▶ [What is being asked]: Every record must appear in your copy exactly as written, with no pictures.
+-------+
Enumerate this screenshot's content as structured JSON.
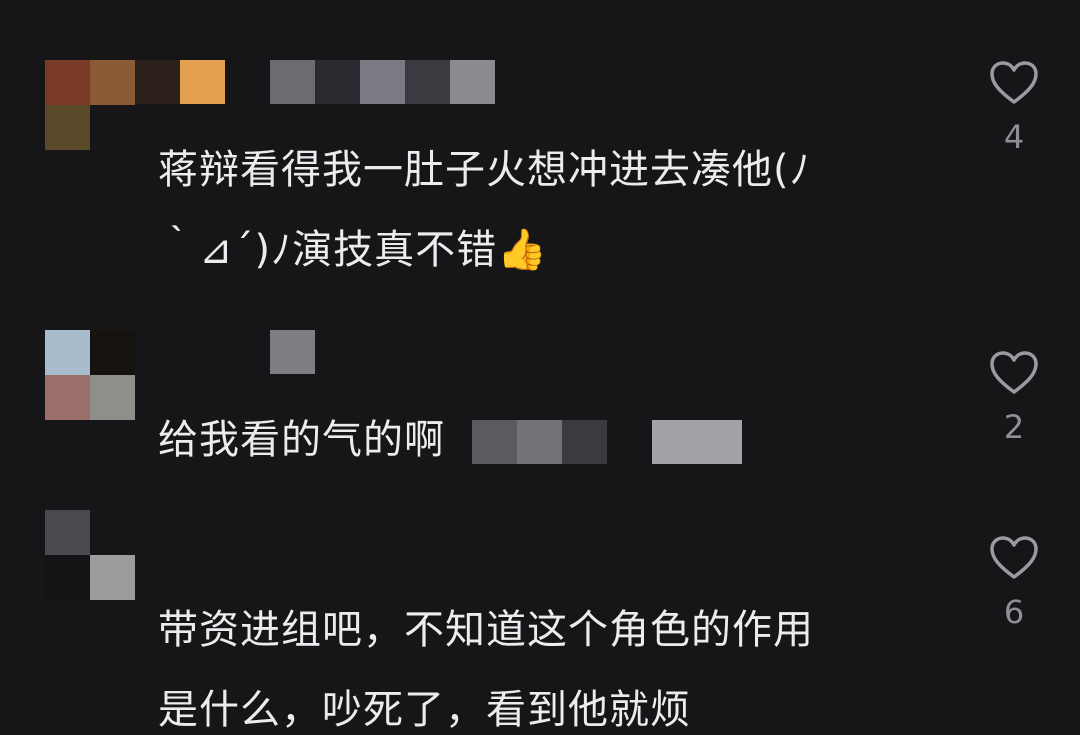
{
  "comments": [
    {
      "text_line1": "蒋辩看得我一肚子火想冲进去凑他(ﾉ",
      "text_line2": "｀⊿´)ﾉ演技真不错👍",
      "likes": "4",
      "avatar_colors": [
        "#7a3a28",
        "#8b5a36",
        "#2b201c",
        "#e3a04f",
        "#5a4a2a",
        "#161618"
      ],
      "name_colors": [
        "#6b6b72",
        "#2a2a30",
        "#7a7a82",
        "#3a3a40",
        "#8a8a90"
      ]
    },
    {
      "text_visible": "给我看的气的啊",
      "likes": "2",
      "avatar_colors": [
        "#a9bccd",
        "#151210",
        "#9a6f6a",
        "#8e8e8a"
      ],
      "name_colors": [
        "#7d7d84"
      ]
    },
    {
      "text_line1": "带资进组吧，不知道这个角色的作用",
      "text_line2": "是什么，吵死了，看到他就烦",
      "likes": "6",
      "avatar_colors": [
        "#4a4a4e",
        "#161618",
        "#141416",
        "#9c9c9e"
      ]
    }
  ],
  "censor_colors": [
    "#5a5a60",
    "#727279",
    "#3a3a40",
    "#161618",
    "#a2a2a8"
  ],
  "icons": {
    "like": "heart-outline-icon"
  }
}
+-------+
▶ [Solution to the problem]:
Enumerate this screenshot's content as structured JSON.
{
  "comments": [
    {
      "text_line1": "蒋辩看得我一肚子火想冲进去凑他(ﾉ",
      "text_line2": "｀⊿´)ﾉ演技真不错👍",
      "likes": "4",
      "avatar_colors": [
        "#7a3a28",
        "#8b5a36",
        "#2b201c",
        "#e3a04f",
        "#5a4a2a",
        "#161618"
      ],
      "name_colors": [
        "#6b6b72",
        "#2a2a30",
        "#7a7a82",
        "#3a3a40",
        "#8a8a90"
      ]
    },
    {
      "text_visible": "给我看的气的啊",
      "likes": "2",
      "avatar_colors": [
        "#a9bccd",
        "#151210",
        "#9a6f6a",
        "#8e8e8a"
      ],
      "name_colors": [
        "#7d7d84"
      ]
    },
    {
      "text_line1": "带资进组吧，不知道这个角色的作用",
      "text_line2": "是什么，吵死了，看到他就烦",
      "likes": "6",
      "avatar_colors": [
        "#4a4a4e",
        "#161618",
        "#141416",
        "#9c9c9e"
      ]
    }
  ],
  "censor_colors": [
    "#5a5a60",
    "#727279",
    "#3a3a40",
    "#161618",
    "#a2a2a8"
  ],
  "icons": {
    "like": "heart-outline-icon"
  }
}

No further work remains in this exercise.